--- Written exercise ---
Extract all lines containing "change".

##### Material for this task

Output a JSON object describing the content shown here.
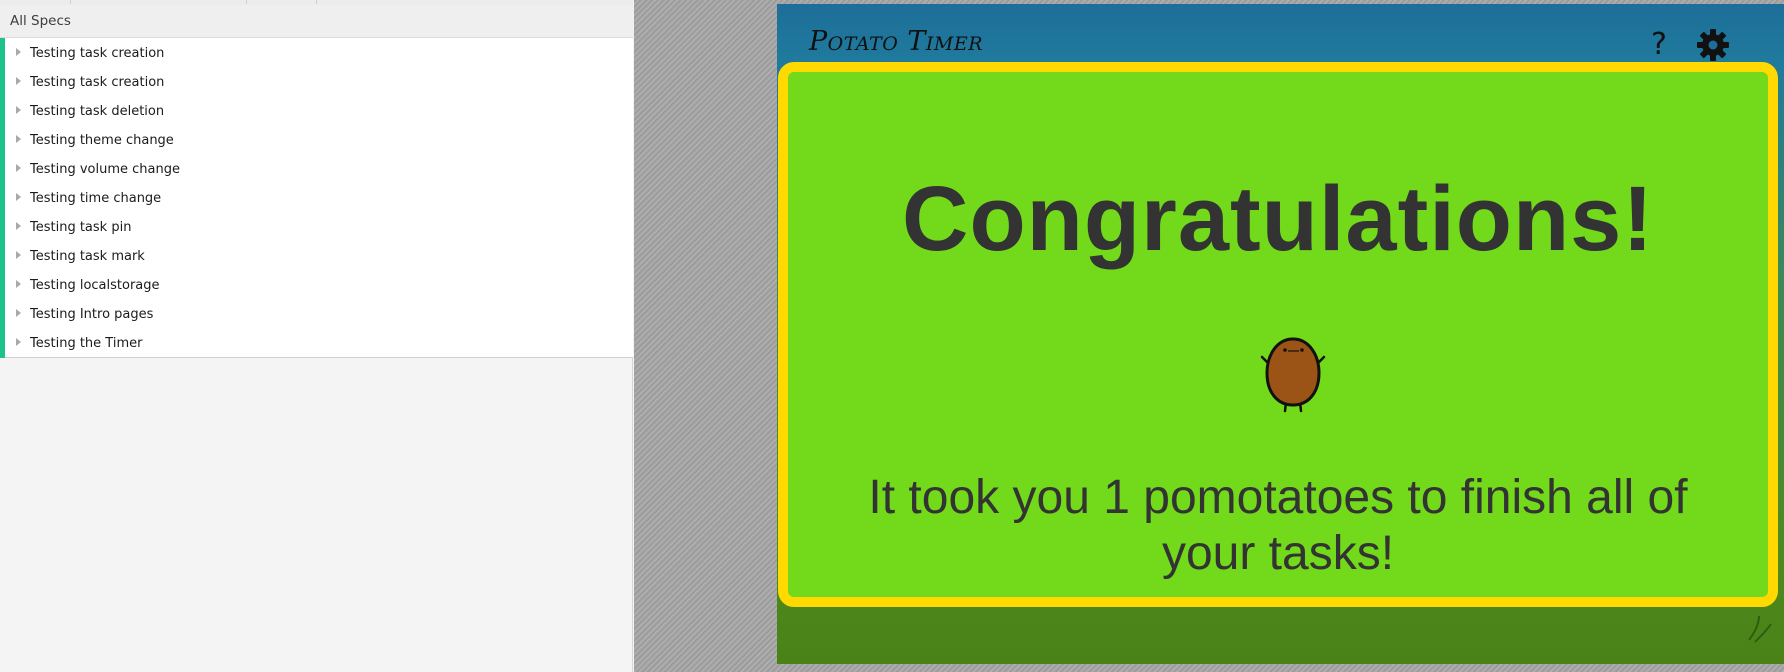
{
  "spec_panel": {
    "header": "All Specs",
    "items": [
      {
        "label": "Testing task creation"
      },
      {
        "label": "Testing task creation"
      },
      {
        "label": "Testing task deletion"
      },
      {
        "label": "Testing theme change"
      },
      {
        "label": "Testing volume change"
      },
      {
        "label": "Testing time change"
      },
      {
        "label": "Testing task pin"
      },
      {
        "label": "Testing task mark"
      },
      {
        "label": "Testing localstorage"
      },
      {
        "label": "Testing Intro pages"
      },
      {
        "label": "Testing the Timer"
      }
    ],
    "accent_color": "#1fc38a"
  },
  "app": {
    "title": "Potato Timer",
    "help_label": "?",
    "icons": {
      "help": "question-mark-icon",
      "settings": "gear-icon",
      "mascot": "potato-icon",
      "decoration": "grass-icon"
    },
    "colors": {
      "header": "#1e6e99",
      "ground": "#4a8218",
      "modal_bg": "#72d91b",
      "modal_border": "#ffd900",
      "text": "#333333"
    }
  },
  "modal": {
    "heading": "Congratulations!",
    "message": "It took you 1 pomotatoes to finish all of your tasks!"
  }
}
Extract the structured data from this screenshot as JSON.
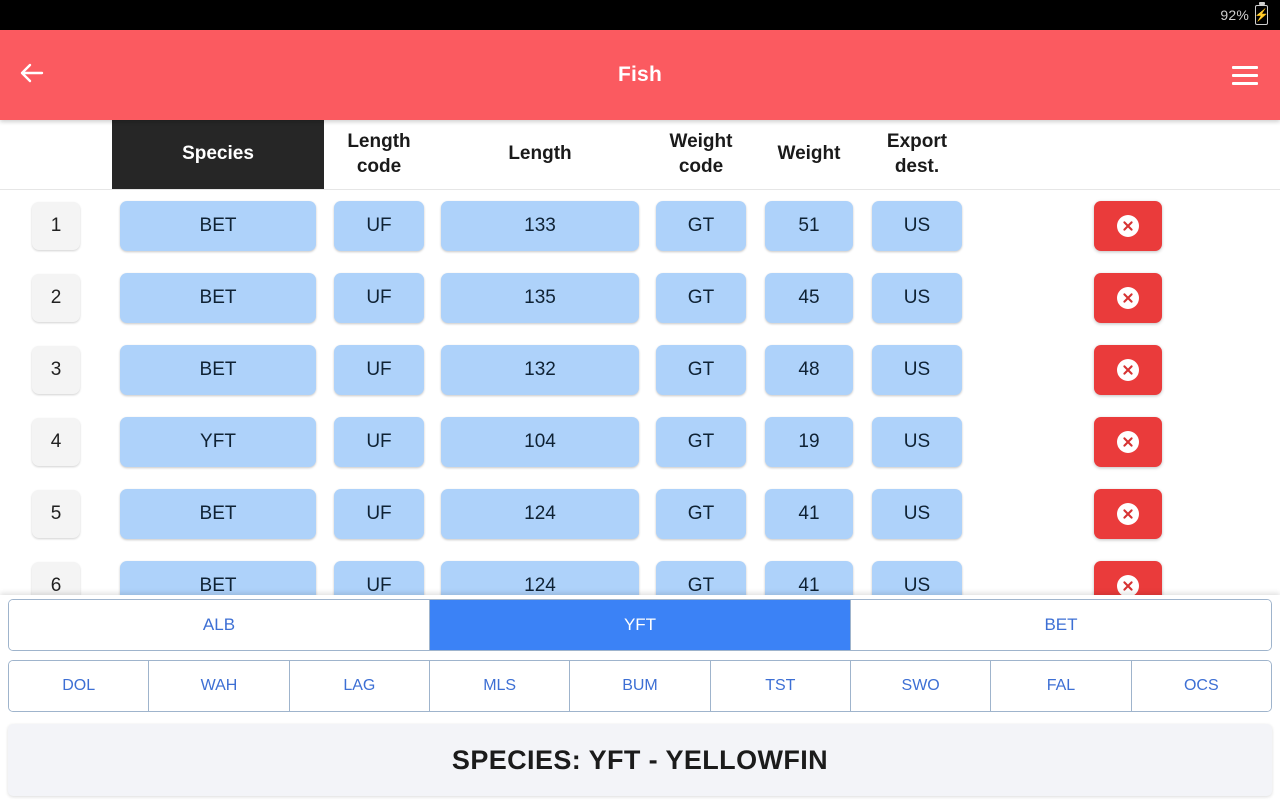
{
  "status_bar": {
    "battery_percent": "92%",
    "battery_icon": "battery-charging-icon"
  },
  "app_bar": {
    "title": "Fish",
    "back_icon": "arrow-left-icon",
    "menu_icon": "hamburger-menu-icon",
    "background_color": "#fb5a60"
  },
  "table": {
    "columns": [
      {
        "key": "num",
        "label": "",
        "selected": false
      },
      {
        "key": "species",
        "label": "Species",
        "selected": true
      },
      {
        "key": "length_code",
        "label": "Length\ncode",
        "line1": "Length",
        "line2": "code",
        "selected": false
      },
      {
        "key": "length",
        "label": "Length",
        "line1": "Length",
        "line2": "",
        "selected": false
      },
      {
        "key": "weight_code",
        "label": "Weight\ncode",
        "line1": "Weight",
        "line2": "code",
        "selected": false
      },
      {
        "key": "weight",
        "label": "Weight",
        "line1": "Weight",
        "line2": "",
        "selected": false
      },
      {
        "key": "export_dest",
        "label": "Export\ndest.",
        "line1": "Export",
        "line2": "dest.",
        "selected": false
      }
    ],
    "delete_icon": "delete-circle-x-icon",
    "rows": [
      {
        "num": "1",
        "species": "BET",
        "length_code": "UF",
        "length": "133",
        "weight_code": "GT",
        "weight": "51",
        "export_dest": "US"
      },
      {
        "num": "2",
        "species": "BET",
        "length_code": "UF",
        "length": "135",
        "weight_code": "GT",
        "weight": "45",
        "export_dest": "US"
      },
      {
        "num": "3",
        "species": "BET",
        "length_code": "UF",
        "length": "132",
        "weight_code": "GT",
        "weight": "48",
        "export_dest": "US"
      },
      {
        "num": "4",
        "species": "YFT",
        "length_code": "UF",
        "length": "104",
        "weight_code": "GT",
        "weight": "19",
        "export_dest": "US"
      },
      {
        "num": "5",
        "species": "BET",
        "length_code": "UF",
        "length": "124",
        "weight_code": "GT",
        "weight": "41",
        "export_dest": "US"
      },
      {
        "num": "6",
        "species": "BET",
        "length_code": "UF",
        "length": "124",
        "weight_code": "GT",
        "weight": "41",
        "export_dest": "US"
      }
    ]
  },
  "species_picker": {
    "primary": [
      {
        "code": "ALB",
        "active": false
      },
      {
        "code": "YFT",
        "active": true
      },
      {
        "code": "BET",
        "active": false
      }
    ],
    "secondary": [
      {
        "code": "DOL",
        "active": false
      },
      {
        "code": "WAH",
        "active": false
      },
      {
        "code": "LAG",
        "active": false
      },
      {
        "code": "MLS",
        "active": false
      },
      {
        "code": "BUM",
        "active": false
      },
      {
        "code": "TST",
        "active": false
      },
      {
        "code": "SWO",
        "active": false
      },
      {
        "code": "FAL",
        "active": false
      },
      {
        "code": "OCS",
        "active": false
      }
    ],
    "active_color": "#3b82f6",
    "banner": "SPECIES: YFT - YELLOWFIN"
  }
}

##########

--- Reply ---
        "label": "Testing theme change"
        "label": "Testing volume change"
        "label": "Testing time change"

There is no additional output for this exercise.